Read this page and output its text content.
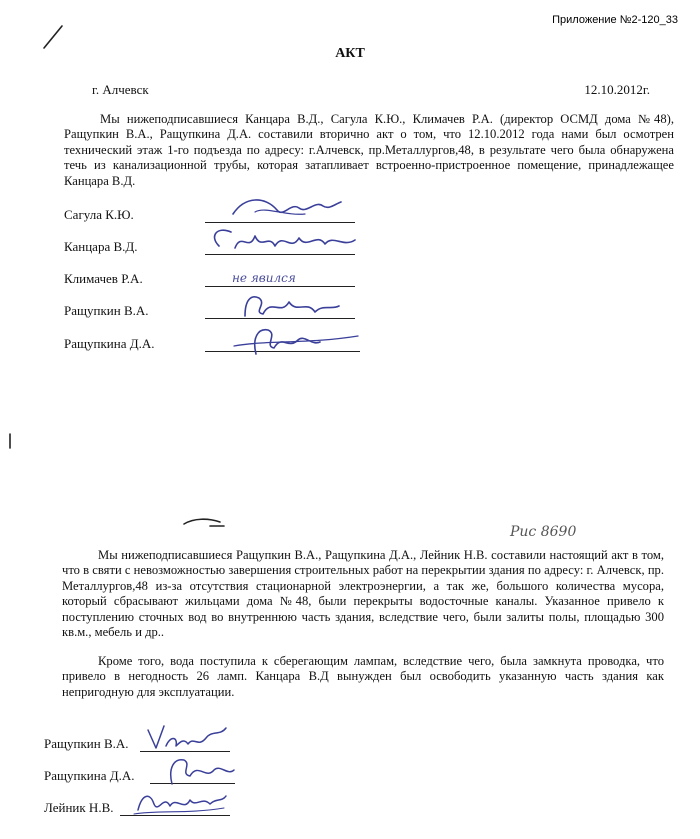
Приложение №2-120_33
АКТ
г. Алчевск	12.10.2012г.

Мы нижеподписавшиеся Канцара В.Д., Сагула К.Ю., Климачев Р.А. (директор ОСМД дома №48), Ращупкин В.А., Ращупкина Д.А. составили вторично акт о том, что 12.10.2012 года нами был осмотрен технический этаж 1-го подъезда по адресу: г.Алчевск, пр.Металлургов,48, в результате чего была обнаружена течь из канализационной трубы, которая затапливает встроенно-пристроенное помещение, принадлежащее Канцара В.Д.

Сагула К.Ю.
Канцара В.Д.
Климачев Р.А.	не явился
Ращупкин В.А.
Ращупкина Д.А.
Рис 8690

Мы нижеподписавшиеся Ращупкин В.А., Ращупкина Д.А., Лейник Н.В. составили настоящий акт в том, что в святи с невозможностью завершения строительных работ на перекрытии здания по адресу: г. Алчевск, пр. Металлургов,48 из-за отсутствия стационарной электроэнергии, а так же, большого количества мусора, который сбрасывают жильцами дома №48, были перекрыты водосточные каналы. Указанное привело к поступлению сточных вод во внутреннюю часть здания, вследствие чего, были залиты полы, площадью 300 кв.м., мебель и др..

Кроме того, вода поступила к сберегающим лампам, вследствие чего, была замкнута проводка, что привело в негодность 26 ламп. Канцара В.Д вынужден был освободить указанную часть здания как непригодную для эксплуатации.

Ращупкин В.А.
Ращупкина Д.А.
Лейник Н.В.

* * *

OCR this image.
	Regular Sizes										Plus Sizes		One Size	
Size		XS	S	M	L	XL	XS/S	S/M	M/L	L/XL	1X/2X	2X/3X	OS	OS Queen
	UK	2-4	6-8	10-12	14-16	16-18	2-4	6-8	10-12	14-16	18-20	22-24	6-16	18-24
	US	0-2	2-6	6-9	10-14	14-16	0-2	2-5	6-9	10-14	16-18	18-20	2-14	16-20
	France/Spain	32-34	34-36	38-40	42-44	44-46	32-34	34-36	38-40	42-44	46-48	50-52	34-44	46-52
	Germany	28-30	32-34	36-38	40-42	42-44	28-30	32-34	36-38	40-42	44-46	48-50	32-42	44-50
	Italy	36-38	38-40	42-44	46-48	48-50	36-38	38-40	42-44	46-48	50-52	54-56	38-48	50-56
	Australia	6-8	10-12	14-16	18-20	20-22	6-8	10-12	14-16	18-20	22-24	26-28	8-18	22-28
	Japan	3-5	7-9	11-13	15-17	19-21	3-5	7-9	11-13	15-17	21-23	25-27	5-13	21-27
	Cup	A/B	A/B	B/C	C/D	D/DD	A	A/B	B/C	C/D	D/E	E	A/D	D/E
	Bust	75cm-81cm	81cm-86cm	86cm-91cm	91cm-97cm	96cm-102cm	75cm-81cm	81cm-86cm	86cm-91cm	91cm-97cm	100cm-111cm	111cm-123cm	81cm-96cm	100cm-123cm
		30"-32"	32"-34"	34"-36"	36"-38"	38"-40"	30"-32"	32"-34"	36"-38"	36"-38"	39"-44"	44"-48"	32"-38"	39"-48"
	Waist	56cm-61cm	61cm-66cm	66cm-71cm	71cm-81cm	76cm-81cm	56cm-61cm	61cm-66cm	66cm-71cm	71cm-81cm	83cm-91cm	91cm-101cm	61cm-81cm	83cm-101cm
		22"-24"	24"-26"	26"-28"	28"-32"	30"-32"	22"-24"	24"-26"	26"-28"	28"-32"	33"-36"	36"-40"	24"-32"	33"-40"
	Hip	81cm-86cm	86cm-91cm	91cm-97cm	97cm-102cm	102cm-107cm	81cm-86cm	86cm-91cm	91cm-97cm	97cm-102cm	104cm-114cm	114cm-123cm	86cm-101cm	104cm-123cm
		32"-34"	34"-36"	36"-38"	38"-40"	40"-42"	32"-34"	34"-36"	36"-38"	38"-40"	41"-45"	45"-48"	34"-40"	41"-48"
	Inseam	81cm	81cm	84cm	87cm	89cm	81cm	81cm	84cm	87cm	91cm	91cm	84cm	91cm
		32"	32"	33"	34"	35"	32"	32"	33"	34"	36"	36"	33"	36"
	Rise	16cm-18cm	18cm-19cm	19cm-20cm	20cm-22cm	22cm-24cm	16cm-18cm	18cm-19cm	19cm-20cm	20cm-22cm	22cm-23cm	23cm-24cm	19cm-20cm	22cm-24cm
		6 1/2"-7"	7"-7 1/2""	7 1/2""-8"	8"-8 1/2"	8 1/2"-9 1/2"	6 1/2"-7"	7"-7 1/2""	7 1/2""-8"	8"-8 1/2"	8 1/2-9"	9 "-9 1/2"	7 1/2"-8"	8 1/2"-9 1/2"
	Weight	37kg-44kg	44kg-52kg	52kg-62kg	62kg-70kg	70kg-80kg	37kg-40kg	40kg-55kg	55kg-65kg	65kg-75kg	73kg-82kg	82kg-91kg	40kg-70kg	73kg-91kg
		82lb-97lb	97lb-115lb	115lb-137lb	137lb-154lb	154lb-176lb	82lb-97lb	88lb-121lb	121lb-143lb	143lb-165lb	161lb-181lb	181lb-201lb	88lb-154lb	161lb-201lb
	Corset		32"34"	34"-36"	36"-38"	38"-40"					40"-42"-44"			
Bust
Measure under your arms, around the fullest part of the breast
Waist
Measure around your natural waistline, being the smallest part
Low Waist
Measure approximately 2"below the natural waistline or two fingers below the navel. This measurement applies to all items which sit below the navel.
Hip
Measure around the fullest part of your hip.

(What you will do): Of the lines in the material, how many hold the word "Measure"? Reply with the number only.

(Written reply): 4